**Directions**
Convert the part of the records that opens with the line containing "svg-text:20200: 20200 [757, 152, 762, 162]" and closes with the line containing "table-row: Бетон В25, м³ 10,24" into a Markdown table with the columns Row and Entry. Number each line in Row, put the line itself in Entry, and leave out any blank lines.
--- Start Source material ---
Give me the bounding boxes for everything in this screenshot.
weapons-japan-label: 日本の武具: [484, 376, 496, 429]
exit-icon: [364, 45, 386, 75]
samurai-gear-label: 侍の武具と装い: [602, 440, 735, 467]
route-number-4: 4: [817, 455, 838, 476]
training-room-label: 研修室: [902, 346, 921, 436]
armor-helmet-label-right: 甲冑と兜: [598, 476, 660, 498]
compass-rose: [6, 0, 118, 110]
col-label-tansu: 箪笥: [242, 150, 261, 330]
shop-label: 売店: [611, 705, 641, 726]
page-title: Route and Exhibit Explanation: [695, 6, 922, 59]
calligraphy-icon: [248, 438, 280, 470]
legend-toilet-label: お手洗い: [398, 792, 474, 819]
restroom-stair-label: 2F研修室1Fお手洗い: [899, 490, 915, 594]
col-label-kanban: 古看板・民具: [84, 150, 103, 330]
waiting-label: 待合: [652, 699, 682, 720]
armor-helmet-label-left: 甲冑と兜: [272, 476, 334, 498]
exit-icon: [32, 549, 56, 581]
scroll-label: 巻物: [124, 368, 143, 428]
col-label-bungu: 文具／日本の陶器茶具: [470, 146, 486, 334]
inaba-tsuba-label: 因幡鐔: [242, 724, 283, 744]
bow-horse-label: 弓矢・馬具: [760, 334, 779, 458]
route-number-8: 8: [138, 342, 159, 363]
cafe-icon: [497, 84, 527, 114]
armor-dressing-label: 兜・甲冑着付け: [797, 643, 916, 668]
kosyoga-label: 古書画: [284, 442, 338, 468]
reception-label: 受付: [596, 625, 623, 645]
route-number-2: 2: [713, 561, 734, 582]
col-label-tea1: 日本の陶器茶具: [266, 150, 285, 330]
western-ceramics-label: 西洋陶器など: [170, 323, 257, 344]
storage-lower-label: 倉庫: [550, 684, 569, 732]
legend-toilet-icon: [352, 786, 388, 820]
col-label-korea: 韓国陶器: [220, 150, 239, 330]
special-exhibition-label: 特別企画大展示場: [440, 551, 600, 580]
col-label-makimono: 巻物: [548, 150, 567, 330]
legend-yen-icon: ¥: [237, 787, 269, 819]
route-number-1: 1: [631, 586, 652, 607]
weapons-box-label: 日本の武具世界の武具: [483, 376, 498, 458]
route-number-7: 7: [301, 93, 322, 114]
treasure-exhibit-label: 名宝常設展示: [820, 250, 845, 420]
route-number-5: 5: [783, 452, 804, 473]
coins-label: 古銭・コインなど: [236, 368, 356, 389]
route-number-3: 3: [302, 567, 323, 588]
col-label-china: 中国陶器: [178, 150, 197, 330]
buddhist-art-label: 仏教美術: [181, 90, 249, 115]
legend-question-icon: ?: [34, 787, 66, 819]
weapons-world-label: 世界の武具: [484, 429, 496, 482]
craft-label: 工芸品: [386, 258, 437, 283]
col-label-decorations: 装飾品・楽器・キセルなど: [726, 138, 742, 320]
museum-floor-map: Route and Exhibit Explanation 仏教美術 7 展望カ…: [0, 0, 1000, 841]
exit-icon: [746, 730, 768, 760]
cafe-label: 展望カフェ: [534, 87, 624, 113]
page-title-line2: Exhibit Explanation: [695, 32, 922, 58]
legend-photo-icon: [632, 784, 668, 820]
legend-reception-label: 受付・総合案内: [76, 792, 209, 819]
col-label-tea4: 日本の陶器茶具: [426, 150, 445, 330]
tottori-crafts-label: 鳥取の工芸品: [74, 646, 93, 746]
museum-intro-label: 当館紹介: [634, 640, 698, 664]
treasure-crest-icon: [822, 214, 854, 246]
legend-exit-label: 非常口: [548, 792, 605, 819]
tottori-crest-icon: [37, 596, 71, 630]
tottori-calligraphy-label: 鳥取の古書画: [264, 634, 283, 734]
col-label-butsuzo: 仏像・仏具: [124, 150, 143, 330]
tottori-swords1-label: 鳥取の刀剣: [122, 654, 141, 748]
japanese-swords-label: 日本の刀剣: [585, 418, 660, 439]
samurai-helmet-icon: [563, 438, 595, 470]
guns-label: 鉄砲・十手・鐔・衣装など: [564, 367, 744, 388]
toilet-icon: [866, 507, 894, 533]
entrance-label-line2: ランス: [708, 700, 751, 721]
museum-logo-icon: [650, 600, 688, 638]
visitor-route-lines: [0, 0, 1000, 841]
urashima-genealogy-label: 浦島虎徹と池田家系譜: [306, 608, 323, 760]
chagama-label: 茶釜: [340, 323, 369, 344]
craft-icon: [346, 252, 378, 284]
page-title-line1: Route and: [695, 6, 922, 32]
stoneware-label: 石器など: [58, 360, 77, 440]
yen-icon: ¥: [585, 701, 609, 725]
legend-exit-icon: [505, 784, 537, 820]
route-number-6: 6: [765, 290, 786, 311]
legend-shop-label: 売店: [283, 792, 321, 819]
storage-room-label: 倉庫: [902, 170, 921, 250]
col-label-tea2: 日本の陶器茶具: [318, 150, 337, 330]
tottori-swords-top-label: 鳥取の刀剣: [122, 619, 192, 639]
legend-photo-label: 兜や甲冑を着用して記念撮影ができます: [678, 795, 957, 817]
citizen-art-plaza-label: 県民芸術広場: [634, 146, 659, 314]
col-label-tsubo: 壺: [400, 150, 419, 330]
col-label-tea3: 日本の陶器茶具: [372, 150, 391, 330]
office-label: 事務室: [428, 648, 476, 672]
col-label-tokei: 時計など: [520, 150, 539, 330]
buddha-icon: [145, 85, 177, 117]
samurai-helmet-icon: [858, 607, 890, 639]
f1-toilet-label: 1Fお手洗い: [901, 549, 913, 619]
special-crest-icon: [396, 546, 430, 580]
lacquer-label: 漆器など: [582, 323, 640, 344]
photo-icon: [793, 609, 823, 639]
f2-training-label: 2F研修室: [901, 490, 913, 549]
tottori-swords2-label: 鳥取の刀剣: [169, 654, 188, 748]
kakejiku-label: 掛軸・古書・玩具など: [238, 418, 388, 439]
--- End Source material ---
--- Start Source material ---
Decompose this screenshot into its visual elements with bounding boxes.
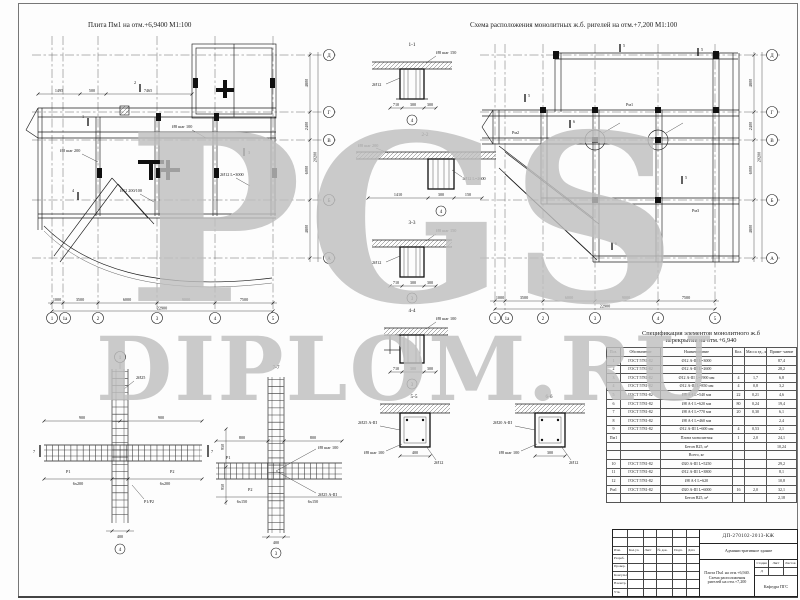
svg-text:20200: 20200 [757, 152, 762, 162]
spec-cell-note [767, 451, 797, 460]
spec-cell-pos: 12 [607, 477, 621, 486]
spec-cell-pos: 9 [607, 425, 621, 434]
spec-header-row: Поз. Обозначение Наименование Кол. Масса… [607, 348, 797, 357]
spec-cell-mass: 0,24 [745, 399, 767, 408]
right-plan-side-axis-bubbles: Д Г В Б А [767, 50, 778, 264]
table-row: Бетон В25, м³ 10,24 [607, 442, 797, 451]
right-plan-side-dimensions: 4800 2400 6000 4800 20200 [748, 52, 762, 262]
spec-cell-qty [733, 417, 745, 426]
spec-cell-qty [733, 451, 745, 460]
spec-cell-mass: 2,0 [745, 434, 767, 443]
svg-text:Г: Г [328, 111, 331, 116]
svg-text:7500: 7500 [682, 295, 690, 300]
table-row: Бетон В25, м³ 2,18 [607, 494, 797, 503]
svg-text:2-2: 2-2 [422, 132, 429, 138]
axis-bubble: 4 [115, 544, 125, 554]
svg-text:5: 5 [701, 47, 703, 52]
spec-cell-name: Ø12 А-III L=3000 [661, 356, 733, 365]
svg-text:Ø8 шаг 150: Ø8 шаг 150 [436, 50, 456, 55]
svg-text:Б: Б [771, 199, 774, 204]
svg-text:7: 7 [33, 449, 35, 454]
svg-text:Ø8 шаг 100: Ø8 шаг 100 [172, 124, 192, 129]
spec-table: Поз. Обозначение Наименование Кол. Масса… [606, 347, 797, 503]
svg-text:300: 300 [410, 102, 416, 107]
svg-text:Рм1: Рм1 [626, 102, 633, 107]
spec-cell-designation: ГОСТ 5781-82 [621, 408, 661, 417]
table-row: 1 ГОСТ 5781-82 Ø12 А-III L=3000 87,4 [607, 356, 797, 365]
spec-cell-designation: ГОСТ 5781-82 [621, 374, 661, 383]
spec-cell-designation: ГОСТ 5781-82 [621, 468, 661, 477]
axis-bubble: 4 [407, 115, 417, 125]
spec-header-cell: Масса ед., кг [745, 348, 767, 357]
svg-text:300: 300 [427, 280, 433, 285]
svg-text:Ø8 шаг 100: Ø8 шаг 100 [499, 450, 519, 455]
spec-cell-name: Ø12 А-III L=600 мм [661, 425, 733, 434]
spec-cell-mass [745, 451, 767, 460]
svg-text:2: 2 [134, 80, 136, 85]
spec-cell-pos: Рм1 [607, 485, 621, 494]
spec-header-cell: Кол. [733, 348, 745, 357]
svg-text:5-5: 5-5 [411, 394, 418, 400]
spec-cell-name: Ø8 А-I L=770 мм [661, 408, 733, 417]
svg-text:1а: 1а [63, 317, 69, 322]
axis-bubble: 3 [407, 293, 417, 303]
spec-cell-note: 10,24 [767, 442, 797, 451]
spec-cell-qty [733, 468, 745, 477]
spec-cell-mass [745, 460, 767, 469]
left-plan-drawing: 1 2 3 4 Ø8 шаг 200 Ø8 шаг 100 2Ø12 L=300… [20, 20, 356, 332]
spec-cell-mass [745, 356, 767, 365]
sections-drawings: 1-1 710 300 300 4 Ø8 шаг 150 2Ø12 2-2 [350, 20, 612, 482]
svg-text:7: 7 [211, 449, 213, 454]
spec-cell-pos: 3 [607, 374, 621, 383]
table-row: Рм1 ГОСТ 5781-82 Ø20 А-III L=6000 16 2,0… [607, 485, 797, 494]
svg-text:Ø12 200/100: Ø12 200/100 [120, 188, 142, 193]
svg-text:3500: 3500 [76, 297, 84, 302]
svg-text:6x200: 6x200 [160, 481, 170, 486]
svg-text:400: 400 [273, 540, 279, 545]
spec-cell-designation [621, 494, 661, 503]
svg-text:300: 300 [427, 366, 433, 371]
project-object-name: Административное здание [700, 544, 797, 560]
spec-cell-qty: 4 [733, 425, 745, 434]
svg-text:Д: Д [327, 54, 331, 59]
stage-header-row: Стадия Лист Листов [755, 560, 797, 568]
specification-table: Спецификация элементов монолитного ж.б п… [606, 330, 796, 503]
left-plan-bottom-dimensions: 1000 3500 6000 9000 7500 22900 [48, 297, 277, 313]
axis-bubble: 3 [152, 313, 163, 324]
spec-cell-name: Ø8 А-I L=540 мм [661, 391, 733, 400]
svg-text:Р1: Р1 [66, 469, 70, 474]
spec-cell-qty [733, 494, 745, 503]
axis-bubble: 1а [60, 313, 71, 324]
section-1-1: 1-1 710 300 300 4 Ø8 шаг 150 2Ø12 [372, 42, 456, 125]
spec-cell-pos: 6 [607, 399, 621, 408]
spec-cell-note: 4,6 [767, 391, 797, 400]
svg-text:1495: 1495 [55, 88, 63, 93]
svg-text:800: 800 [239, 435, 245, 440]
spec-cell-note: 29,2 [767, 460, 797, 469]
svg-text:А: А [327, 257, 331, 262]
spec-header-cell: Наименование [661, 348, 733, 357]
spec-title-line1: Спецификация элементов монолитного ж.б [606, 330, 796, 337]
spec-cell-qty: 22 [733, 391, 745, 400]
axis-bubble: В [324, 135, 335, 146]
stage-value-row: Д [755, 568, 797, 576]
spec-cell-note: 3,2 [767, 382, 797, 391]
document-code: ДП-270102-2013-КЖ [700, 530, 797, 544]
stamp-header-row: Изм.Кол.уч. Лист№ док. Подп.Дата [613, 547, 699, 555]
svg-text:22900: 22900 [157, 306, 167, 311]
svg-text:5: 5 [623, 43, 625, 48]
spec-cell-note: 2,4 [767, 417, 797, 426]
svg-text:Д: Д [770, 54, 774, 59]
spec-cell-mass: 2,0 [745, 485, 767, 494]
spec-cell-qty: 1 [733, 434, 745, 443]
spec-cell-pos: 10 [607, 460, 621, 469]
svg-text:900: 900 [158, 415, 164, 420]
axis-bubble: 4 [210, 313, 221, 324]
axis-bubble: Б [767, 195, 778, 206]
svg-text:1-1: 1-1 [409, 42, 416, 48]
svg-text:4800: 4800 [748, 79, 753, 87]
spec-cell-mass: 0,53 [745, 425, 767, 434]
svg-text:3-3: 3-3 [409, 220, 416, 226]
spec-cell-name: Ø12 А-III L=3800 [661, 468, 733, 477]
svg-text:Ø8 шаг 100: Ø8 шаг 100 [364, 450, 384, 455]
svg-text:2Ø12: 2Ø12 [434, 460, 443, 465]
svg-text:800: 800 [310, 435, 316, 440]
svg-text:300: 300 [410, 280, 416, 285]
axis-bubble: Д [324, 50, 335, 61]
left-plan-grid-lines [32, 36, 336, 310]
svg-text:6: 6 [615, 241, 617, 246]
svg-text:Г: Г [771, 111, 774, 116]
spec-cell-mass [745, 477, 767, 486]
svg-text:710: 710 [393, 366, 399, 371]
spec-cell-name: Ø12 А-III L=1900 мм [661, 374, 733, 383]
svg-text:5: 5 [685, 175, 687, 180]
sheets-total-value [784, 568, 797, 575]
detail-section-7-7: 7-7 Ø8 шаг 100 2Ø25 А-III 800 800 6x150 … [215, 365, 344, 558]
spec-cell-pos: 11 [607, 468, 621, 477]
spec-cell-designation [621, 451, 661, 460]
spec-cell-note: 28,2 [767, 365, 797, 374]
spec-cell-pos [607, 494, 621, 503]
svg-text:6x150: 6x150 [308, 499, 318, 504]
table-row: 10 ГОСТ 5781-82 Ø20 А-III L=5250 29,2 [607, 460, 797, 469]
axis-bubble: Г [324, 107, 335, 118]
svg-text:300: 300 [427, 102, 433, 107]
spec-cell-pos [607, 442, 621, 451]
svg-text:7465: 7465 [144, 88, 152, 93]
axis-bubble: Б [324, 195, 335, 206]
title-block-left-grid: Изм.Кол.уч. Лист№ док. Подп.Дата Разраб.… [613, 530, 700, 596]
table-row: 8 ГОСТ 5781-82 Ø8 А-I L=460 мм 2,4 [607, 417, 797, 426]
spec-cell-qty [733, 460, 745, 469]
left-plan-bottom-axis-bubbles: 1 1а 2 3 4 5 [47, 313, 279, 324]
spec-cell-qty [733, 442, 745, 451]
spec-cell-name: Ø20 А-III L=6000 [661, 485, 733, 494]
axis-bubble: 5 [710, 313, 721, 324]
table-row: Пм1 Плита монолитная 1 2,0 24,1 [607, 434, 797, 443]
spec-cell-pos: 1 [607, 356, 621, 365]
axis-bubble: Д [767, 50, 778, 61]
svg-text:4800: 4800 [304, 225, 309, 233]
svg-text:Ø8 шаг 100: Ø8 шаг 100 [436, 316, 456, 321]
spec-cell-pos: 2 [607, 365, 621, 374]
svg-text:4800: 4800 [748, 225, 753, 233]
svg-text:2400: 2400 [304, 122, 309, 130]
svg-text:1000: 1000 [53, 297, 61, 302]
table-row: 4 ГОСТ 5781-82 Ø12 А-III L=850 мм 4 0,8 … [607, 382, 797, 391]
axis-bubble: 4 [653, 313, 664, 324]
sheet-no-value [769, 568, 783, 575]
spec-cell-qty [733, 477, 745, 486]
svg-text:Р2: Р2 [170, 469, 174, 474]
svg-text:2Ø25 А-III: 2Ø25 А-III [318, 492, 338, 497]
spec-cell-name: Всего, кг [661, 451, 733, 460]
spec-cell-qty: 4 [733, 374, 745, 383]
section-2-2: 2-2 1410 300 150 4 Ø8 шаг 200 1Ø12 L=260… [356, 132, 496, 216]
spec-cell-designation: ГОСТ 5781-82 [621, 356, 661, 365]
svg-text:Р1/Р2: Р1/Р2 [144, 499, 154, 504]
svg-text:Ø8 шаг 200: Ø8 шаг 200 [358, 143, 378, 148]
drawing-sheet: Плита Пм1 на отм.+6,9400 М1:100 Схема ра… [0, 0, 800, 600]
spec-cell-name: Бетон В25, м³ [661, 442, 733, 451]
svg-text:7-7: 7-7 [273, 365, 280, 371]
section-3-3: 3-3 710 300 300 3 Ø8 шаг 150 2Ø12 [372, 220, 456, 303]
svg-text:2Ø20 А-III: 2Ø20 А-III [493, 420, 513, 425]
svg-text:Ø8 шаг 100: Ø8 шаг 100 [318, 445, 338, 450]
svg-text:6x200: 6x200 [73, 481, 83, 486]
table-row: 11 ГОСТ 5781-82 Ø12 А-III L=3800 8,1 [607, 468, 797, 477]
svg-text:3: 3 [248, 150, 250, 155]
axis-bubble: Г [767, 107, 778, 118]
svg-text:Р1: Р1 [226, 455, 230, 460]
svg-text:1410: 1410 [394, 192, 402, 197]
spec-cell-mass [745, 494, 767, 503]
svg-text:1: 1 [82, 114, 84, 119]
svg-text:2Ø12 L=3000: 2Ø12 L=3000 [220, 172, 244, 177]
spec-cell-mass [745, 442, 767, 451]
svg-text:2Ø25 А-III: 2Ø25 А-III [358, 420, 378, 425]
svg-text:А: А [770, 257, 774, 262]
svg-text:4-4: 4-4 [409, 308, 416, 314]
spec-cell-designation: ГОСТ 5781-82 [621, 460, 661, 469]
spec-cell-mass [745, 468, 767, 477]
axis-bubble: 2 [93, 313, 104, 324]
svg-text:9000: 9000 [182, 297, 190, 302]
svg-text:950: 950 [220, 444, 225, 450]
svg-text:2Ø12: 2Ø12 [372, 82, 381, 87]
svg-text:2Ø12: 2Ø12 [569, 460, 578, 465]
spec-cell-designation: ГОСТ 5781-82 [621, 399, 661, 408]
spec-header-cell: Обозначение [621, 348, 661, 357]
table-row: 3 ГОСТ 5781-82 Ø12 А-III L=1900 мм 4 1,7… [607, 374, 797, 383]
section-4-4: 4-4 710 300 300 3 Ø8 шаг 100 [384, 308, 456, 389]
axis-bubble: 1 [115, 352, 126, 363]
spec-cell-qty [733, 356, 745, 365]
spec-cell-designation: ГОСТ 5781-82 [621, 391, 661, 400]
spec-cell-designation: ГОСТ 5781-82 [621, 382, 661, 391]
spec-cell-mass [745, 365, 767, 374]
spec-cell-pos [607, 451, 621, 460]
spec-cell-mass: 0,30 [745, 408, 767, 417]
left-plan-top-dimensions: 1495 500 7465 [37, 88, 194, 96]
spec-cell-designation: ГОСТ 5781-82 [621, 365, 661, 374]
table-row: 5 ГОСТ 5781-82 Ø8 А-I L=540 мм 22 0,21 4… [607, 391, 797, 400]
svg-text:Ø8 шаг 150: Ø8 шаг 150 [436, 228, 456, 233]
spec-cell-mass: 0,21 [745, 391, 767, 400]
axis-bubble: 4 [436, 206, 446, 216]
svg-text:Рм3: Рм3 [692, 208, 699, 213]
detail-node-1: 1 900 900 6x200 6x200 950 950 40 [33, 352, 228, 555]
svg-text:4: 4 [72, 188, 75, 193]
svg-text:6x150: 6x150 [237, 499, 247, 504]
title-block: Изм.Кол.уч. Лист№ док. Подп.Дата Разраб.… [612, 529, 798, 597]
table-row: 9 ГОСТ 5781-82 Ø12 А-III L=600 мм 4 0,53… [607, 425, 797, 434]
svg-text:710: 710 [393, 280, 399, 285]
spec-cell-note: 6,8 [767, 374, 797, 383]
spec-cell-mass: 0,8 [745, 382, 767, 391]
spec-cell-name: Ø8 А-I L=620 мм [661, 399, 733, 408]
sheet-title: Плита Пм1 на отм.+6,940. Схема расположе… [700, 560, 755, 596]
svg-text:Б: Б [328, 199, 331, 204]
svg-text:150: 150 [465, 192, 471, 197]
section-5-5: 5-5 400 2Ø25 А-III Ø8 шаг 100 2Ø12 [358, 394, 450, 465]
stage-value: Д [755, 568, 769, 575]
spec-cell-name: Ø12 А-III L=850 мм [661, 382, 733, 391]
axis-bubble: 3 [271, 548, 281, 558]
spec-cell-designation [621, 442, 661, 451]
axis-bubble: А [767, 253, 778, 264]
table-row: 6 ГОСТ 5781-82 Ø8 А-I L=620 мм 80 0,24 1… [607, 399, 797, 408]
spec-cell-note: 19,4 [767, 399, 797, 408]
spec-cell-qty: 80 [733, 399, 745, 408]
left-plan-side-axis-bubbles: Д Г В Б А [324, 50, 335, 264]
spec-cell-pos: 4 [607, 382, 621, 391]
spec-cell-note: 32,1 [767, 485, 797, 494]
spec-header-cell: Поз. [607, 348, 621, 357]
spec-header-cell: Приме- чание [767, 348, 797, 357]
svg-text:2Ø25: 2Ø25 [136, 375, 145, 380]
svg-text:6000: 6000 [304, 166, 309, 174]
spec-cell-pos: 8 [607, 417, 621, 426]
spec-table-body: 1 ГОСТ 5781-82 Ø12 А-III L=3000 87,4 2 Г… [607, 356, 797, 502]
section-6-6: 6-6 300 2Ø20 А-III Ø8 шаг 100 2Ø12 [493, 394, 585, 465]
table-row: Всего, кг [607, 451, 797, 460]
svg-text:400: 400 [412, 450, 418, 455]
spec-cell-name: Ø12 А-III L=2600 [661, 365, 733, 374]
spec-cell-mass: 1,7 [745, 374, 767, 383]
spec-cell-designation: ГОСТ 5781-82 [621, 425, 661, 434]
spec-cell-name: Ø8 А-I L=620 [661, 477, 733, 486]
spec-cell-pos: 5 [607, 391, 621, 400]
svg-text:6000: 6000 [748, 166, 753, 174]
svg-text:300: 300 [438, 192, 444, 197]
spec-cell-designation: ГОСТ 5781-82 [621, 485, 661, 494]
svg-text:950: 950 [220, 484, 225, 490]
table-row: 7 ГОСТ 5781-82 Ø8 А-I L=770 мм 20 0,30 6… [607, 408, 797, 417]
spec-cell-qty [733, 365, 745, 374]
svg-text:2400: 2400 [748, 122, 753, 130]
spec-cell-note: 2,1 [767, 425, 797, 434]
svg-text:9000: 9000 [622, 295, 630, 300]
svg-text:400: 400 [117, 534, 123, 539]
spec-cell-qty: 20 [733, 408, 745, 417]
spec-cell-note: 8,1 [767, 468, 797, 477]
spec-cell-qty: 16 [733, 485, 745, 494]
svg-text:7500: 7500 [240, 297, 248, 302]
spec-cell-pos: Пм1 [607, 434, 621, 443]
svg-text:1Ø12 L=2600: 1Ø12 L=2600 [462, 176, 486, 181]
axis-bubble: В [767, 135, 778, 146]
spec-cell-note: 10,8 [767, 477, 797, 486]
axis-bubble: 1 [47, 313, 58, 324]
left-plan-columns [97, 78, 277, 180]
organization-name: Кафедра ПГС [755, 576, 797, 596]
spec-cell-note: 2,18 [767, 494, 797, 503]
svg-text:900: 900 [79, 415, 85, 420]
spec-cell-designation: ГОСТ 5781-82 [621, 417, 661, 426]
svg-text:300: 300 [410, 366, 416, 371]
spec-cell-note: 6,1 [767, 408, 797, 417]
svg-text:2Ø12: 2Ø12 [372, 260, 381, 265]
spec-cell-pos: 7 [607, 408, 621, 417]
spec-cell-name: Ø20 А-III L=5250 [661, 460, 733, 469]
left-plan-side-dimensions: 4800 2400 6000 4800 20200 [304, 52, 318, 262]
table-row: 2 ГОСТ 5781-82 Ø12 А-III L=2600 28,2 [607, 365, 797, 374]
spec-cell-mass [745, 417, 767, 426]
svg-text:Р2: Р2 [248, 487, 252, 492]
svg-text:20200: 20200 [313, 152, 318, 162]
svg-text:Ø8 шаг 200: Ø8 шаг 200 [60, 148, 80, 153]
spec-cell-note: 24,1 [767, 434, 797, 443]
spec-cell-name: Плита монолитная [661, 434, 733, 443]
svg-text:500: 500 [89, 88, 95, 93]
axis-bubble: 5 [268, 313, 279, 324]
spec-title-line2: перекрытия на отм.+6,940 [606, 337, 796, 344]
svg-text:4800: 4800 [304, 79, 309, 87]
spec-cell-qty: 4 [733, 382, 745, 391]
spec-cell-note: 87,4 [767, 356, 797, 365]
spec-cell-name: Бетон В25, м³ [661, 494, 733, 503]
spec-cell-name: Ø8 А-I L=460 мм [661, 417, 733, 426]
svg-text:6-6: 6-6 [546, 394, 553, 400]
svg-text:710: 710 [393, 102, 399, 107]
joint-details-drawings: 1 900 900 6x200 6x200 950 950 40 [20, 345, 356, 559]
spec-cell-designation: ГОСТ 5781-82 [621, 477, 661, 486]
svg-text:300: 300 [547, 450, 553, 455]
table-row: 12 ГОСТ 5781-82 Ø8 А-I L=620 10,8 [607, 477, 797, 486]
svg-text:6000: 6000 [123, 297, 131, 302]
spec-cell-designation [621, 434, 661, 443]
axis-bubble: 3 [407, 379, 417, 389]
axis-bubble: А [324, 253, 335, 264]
--- End Source material ---
**Output below**
| Row | Entry |
|---|---|
| 1 | svg-text:20200: 20200 [757, 152, 762, 162] |
| 2 | spec-cell-note [767, 451, 797, 460] |
| 3 | spec-cell-pos: 12 [607, 477, 621, 486] |
| 4 | spec-cell-pos: 9 [607, 425, 621, 434] |
| 5 | spec-header-row: Поз. Обозначение Наименование Кол. Масса… [607, 348, 797, 357] |
| 6 | spec-cell-mass: 0,24 [745, 399, 767, 408] |
| 7 | right-plan-side-axis-bubbles: Д Г В Б А [767, 50, 778, 264] |
| 8 | table-row: Бетон В25, м³ 10,24 [607, 442, 797, 451] |